- _ENTRIES_:
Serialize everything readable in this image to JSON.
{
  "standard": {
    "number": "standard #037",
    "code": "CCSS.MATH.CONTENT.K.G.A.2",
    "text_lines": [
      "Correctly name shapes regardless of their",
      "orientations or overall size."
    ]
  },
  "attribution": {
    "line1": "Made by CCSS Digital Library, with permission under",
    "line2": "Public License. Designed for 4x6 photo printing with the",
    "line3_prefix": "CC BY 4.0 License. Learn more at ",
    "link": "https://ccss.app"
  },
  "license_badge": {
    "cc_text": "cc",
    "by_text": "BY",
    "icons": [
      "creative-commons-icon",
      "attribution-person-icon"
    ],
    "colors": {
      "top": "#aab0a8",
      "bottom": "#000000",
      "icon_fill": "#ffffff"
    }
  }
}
--
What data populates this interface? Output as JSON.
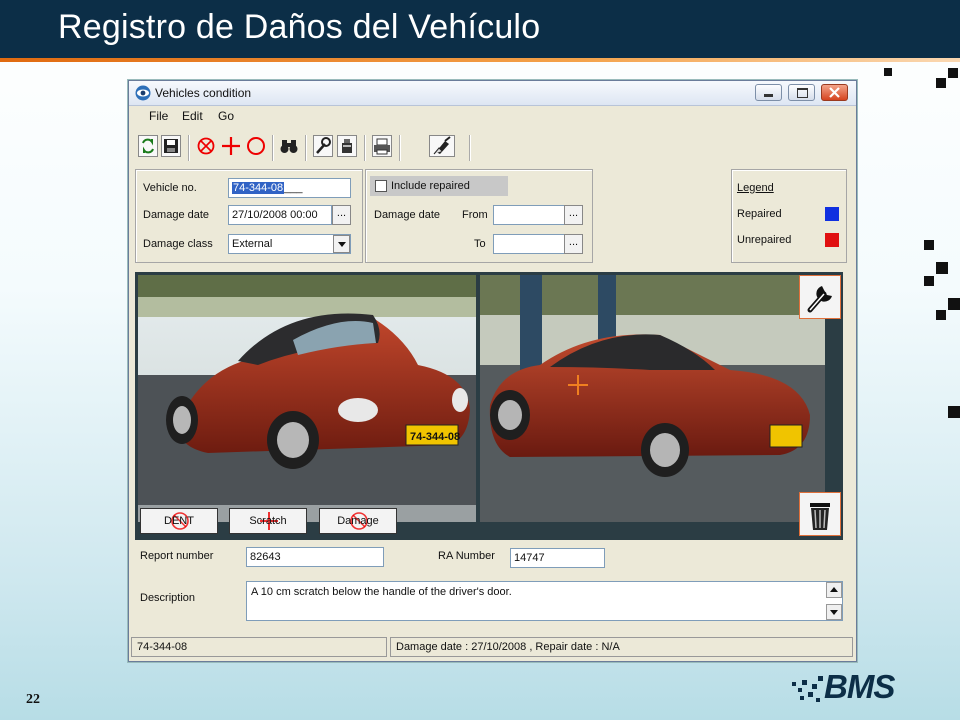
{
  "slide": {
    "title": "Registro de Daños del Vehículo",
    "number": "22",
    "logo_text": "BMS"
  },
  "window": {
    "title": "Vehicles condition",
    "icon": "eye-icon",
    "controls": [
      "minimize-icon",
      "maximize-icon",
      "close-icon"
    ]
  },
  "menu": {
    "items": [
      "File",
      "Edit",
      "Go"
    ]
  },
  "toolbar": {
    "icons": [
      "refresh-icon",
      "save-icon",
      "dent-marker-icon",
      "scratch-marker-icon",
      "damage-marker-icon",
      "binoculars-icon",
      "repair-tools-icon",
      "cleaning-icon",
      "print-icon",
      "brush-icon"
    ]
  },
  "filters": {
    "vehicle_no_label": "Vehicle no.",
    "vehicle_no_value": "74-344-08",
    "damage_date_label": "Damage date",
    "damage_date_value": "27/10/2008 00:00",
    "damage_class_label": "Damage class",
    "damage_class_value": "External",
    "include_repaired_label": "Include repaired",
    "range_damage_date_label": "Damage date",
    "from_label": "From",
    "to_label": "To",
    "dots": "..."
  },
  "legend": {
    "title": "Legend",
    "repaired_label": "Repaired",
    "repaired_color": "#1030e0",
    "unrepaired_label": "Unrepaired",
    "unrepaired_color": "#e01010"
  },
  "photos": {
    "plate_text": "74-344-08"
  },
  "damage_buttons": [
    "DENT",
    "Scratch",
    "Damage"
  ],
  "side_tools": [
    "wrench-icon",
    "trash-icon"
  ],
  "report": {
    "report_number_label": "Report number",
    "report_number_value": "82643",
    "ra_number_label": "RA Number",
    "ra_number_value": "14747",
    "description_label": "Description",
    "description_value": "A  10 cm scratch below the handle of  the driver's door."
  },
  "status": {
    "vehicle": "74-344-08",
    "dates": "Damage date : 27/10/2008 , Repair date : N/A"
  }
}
---
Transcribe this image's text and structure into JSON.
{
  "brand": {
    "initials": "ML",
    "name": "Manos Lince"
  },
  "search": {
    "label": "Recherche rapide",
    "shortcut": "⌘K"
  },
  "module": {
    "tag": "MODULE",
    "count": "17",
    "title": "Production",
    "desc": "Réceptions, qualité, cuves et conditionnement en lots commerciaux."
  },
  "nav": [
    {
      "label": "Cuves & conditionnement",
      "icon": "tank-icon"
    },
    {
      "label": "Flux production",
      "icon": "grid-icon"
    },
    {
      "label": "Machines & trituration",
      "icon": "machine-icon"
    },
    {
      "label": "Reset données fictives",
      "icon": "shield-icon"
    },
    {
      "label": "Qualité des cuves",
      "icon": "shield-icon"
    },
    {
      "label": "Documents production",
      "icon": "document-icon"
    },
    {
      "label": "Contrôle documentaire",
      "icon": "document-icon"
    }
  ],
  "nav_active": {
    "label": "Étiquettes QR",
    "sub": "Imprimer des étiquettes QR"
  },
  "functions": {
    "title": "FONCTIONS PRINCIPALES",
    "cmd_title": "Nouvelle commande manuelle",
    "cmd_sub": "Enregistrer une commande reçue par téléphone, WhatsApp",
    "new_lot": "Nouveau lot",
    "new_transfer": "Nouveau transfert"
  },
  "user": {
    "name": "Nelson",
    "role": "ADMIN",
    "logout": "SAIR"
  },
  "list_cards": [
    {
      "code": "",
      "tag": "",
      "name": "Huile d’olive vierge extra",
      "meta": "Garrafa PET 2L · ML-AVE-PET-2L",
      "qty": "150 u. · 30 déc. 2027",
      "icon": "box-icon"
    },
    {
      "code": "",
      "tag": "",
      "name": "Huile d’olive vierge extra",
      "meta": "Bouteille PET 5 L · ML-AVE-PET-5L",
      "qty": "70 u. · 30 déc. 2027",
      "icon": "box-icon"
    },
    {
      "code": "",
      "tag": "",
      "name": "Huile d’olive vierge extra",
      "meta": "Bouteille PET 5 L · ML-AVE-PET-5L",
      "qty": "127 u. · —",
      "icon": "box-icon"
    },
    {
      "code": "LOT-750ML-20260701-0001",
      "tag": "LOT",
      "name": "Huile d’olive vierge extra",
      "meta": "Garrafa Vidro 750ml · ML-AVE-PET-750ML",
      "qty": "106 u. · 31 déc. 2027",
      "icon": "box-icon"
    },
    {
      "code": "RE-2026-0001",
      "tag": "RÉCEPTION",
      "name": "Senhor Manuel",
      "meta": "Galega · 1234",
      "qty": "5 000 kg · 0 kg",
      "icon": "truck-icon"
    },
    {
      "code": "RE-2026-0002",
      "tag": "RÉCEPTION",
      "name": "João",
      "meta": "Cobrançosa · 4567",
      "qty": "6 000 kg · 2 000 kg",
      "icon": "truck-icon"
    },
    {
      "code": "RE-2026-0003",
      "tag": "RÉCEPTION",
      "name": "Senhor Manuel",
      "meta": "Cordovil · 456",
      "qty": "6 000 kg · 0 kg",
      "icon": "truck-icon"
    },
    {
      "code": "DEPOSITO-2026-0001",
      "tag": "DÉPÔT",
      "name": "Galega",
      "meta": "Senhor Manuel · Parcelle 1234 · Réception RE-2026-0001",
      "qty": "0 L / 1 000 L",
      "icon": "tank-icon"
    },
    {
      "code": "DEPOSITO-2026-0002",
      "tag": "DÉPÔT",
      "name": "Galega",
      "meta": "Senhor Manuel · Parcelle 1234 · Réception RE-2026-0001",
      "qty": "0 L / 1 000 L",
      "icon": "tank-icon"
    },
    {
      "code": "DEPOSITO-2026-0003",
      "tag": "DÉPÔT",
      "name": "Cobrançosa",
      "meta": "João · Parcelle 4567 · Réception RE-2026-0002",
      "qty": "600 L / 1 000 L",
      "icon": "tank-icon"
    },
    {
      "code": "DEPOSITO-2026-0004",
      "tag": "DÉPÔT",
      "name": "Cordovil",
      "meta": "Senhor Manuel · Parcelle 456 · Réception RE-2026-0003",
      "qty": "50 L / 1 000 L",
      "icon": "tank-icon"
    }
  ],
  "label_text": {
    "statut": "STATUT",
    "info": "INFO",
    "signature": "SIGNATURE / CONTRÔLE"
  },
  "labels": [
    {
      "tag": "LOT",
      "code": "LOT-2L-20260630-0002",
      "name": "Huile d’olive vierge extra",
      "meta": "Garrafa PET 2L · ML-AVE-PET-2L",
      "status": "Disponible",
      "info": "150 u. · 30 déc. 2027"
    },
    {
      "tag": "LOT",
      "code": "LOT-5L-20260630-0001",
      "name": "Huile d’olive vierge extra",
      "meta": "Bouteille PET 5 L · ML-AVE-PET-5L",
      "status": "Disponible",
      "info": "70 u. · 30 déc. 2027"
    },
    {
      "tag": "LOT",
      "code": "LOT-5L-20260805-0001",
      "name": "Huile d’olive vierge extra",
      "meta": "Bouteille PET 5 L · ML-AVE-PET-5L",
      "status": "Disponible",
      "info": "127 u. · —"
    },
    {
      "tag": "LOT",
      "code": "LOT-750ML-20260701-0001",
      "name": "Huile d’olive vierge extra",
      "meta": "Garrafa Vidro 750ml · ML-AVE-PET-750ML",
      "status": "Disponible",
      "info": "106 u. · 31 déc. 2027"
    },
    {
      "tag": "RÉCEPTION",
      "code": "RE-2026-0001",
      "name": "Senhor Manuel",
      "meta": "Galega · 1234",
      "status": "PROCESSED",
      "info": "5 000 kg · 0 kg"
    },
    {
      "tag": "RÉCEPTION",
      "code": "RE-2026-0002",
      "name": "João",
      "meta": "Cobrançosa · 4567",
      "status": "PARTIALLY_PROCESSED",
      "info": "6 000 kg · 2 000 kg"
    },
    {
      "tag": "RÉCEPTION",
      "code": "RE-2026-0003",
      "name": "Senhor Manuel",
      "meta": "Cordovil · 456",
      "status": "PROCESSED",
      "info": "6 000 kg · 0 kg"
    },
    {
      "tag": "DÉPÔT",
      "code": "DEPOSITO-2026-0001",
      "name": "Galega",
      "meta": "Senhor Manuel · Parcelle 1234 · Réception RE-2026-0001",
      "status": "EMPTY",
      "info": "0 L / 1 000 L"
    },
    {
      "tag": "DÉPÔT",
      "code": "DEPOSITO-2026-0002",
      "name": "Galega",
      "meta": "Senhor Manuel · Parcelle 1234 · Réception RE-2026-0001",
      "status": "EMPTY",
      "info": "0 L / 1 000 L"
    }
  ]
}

- _SHORT TASK_: Give only the number of lines in the entries that contain "marker".

- _WORKED ANSWER_: 3